### DESCRIPTION OF THE TASK
Using the records below, locate all lines containing "Primary" and return them.

········

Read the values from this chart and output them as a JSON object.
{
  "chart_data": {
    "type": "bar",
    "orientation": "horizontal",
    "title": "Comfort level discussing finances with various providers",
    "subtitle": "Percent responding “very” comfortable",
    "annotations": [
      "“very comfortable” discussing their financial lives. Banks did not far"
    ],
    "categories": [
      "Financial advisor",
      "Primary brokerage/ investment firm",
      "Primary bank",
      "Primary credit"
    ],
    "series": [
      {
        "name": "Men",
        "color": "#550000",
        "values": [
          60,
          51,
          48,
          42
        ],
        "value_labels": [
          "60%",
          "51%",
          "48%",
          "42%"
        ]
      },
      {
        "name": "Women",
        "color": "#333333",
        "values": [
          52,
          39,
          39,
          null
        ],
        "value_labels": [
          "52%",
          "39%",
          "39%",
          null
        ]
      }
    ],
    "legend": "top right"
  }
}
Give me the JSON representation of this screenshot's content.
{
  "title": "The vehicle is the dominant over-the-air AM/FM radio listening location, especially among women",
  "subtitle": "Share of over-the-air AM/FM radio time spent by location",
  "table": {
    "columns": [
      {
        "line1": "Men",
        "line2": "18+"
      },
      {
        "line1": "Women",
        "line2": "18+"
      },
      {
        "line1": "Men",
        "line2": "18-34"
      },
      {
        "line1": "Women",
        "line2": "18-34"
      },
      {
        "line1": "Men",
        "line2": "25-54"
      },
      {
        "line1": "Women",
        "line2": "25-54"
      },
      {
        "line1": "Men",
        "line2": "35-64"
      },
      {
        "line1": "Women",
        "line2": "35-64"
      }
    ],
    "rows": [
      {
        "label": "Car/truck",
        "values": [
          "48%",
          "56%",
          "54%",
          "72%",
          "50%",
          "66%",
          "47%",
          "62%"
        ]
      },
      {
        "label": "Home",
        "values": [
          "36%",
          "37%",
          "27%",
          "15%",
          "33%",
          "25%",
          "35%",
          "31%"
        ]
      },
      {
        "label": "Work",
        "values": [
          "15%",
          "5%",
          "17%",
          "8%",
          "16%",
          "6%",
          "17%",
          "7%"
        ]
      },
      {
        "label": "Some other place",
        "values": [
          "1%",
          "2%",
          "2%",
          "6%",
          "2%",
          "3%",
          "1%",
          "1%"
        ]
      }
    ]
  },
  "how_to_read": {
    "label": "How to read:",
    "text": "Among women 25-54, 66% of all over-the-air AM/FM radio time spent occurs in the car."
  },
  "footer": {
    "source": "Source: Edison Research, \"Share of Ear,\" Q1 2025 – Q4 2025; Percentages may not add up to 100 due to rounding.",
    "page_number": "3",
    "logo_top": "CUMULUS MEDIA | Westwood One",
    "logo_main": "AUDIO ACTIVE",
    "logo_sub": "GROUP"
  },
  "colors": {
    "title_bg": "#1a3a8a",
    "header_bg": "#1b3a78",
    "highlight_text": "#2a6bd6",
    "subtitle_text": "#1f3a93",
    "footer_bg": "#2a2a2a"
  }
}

········

### RESULT OF THE TASK
      "Primary brokerage/ investment firm",
      "Primary bank",
      "Primary credit"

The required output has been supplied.